- _Aim of the exercise_
Report every line in the listing below where the string "JSON" shows up.

- _Material provided_
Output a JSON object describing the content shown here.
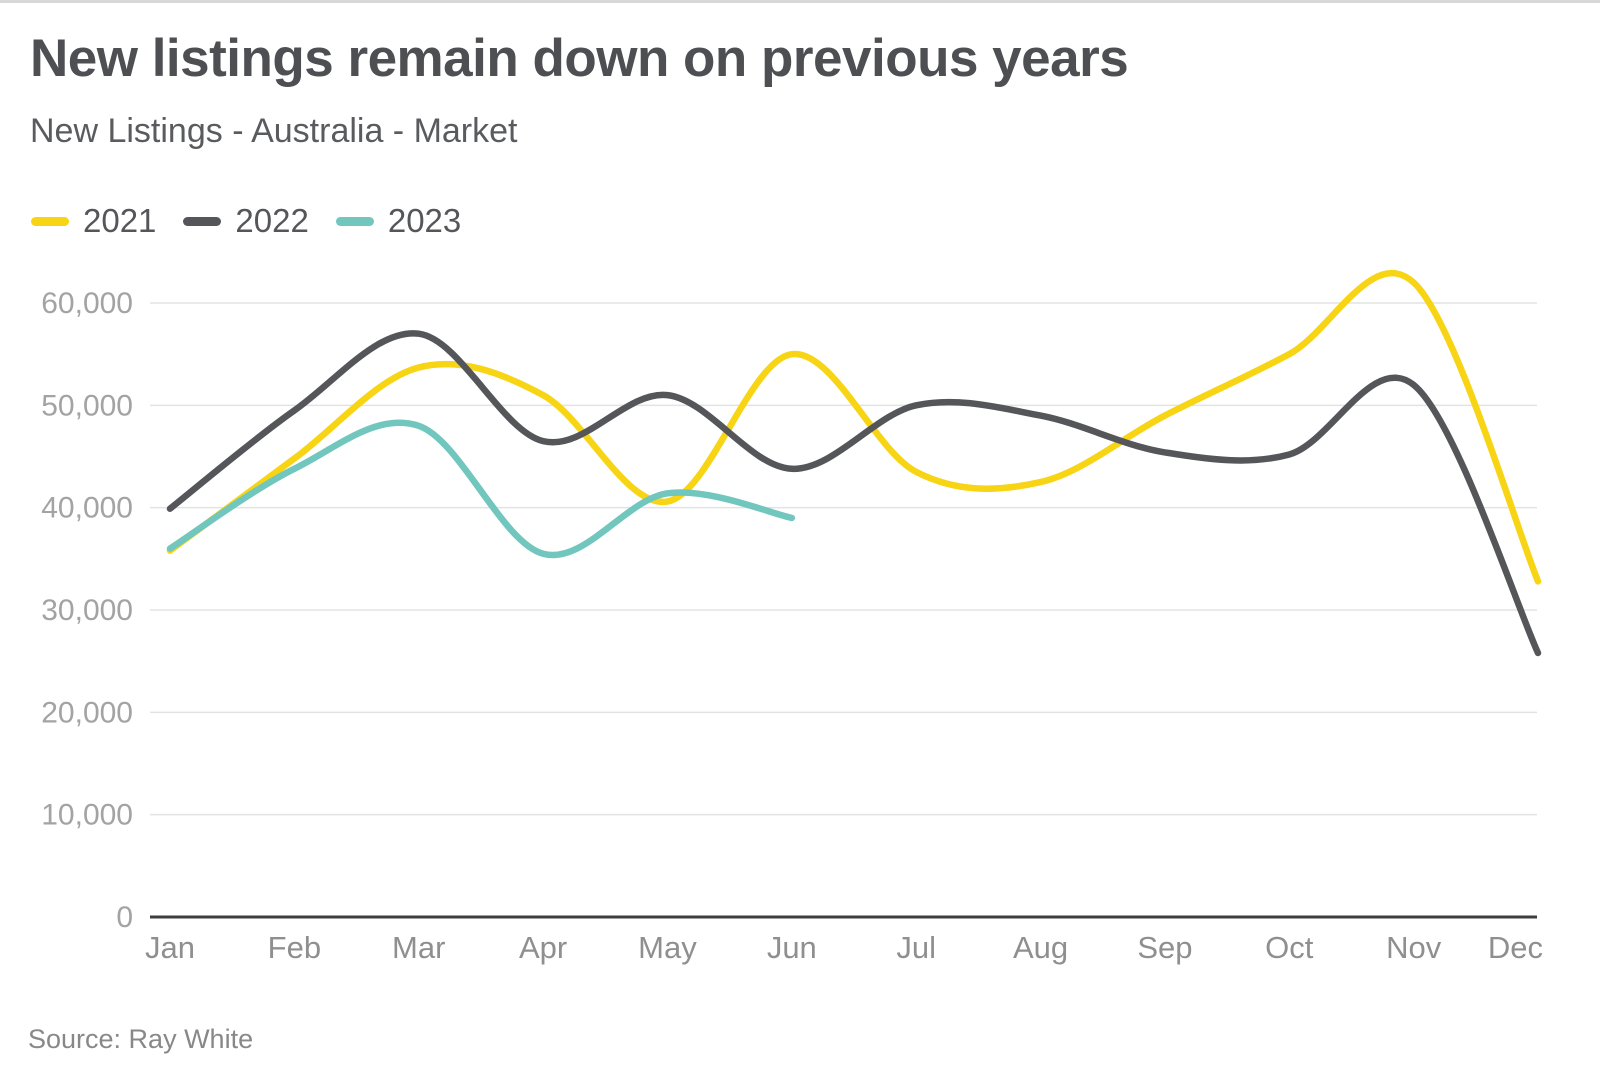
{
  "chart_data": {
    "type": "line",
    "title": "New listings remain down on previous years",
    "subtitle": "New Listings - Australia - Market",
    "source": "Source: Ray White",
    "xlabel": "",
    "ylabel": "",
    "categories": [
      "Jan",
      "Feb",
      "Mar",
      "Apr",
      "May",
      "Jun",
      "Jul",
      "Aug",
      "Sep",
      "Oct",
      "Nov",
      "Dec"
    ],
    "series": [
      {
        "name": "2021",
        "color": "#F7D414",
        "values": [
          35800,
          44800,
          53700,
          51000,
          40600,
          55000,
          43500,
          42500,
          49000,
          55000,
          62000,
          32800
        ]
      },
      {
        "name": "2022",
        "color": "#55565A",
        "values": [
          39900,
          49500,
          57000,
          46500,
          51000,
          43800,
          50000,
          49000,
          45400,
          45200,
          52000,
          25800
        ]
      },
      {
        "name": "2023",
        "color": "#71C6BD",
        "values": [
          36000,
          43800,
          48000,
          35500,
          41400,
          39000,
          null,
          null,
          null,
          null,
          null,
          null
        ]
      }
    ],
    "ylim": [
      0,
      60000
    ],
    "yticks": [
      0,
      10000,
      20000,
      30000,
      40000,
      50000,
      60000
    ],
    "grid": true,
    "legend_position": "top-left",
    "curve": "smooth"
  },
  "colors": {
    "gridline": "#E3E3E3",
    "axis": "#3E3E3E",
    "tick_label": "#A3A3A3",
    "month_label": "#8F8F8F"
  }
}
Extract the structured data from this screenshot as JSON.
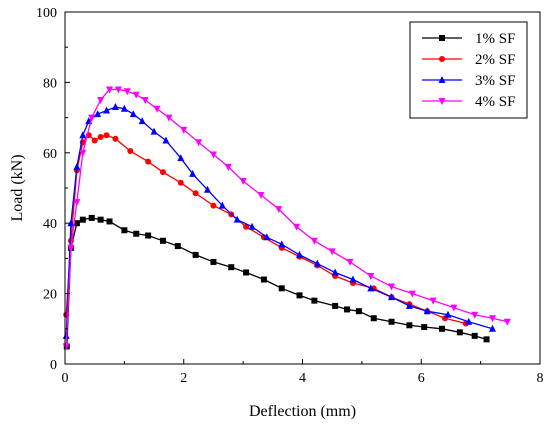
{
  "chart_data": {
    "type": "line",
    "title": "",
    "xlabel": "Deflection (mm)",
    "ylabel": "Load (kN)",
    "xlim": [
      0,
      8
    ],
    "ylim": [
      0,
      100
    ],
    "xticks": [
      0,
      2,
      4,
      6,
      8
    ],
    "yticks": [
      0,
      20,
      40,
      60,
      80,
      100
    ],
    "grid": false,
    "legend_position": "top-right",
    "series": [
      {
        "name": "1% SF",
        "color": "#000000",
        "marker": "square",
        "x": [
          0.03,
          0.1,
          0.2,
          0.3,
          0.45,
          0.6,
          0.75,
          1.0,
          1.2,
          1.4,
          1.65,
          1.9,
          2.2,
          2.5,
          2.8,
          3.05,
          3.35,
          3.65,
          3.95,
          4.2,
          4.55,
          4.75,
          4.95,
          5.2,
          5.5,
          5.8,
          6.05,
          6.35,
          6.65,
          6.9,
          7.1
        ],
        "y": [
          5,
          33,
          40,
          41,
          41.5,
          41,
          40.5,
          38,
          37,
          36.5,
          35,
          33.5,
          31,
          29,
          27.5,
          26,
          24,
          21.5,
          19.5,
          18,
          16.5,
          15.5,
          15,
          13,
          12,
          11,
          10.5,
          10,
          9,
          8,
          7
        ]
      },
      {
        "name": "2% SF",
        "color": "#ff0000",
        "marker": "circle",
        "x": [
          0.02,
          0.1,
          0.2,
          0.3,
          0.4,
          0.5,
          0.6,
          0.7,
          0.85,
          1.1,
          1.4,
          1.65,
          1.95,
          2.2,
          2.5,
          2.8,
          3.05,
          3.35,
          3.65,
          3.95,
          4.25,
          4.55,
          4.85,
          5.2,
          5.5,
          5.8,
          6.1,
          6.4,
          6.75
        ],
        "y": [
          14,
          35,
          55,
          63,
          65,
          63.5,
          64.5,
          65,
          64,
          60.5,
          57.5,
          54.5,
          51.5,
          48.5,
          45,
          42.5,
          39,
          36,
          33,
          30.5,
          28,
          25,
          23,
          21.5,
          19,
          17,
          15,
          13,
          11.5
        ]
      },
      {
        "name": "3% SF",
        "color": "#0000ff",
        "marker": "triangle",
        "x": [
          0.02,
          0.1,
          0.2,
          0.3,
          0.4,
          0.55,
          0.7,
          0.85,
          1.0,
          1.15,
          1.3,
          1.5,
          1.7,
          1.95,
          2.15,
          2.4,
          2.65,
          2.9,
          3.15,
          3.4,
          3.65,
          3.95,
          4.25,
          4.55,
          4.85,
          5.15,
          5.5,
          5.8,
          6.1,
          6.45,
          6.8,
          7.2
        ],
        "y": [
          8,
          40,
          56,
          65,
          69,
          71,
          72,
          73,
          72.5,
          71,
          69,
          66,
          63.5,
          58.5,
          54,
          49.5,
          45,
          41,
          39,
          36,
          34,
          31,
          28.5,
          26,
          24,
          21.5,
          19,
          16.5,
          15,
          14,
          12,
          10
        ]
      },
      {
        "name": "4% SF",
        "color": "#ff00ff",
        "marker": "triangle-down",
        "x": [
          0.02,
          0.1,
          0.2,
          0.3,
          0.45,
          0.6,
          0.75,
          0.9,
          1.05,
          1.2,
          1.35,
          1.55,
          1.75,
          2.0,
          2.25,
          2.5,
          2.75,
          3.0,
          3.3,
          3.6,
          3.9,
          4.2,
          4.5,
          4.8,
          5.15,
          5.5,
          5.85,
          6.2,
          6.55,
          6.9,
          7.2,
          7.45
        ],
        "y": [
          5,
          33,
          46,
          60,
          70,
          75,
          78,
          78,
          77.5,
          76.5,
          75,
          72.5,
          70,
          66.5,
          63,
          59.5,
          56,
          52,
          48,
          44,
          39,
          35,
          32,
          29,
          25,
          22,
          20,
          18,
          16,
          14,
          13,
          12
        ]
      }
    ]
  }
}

--

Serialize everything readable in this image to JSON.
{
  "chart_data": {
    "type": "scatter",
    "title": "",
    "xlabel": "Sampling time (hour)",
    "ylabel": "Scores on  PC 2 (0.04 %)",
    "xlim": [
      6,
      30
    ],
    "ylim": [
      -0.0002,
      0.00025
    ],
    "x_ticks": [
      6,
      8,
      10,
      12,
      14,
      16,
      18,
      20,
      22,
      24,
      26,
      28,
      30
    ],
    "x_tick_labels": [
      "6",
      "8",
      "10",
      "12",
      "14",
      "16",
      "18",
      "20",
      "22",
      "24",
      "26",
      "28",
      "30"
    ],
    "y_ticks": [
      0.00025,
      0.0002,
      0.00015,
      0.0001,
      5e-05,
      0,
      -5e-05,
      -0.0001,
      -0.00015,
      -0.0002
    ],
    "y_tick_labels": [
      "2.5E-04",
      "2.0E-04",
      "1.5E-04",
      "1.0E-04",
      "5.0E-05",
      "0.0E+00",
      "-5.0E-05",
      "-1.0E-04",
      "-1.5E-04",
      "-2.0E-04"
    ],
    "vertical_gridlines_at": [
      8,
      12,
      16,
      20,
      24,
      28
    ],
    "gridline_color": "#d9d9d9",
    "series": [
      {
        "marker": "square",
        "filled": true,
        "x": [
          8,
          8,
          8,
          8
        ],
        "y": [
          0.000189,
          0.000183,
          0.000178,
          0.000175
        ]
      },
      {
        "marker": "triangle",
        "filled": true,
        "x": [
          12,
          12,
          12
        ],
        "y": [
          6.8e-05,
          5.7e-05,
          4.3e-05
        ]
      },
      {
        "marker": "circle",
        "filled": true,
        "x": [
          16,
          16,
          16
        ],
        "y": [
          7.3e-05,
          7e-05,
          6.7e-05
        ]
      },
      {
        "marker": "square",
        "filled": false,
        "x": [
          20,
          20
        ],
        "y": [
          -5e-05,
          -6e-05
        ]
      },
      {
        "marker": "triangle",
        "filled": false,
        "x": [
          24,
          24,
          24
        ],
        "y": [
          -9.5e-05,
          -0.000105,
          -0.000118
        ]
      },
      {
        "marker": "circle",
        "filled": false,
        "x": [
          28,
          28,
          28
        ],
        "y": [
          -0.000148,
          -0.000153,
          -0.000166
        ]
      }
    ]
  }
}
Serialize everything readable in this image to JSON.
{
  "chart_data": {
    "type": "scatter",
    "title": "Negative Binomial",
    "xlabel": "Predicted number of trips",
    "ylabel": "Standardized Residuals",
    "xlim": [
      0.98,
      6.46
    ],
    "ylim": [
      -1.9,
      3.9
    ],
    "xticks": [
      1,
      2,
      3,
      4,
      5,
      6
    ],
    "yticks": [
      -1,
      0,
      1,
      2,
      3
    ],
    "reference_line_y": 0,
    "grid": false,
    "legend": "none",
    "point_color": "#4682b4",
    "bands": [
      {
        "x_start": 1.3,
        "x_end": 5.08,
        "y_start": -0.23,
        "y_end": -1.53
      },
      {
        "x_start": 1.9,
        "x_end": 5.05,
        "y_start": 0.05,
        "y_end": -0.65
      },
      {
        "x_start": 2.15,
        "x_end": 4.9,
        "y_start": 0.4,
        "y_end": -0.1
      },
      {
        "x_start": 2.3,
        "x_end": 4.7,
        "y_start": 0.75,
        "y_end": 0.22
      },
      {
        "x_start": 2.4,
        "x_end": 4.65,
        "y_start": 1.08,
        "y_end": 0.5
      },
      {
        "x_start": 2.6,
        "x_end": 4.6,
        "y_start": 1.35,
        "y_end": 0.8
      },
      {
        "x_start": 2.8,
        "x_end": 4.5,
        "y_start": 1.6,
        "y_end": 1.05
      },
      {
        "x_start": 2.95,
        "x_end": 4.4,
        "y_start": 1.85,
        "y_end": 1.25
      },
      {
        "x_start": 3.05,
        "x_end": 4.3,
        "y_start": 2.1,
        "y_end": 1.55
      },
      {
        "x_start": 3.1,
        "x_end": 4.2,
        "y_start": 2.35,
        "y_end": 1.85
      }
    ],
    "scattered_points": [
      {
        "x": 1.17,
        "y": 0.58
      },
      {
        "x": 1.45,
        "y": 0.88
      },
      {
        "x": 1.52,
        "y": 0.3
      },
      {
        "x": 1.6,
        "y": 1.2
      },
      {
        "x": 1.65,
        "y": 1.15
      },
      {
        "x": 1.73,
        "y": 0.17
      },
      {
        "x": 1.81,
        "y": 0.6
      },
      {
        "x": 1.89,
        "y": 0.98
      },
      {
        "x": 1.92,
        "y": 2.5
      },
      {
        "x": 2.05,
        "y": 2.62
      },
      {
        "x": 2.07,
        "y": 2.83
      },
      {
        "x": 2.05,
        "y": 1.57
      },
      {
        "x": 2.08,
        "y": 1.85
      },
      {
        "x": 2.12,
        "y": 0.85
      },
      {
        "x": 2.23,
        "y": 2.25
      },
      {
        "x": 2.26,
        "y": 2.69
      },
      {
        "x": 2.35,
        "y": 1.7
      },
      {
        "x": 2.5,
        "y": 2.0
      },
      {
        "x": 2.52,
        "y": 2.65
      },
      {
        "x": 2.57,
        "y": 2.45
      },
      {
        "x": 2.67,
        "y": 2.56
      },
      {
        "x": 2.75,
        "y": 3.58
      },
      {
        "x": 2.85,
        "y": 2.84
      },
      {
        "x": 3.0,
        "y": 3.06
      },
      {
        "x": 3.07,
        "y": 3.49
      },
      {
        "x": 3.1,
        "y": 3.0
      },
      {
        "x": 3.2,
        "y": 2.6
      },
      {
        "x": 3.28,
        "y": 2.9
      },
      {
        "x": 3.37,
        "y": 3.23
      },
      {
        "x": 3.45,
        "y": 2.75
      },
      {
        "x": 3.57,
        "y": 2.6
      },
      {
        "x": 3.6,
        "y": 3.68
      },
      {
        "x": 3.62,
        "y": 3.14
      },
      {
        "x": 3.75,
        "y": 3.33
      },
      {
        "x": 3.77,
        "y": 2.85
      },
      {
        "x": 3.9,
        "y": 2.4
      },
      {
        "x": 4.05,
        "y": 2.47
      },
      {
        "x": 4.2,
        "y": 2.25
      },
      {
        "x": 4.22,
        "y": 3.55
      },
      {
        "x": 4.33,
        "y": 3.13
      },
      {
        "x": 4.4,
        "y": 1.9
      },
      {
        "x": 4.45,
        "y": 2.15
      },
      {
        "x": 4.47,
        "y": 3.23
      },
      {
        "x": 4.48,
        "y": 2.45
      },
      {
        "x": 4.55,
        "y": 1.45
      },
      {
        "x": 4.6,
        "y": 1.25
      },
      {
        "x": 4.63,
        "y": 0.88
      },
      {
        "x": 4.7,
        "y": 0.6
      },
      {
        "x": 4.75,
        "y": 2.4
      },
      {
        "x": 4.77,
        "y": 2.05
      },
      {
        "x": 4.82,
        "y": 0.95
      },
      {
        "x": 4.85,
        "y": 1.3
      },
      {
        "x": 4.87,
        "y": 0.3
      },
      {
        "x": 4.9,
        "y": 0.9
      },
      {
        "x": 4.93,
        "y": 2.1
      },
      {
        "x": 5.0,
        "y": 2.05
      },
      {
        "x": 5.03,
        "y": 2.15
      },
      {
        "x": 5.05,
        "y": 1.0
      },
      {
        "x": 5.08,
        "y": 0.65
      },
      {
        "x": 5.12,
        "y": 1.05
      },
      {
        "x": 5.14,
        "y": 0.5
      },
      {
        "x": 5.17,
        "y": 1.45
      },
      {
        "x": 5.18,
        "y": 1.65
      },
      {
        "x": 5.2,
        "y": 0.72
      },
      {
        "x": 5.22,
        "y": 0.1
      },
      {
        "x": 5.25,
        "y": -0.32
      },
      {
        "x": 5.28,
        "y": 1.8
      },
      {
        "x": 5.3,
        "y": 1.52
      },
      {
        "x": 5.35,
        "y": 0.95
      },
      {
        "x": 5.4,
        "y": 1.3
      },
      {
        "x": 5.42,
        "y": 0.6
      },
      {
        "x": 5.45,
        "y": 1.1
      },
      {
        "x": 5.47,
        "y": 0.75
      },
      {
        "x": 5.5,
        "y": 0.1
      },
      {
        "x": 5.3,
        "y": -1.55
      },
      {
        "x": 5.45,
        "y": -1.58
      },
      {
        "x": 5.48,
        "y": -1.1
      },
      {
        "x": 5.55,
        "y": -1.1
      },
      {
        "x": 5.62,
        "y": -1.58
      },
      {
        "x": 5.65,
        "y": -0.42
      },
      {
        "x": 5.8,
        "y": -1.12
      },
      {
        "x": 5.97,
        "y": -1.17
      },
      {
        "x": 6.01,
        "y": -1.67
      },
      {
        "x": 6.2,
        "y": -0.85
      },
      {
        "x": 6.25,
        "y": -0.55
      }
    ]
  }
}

- _Output of the task_
Output a JSON object describing the content shown here.
Extract the structured data from this screenshot as JSON.
Serialize everything readable in this image to JSON.
Serialize everything readable in this image to JSON.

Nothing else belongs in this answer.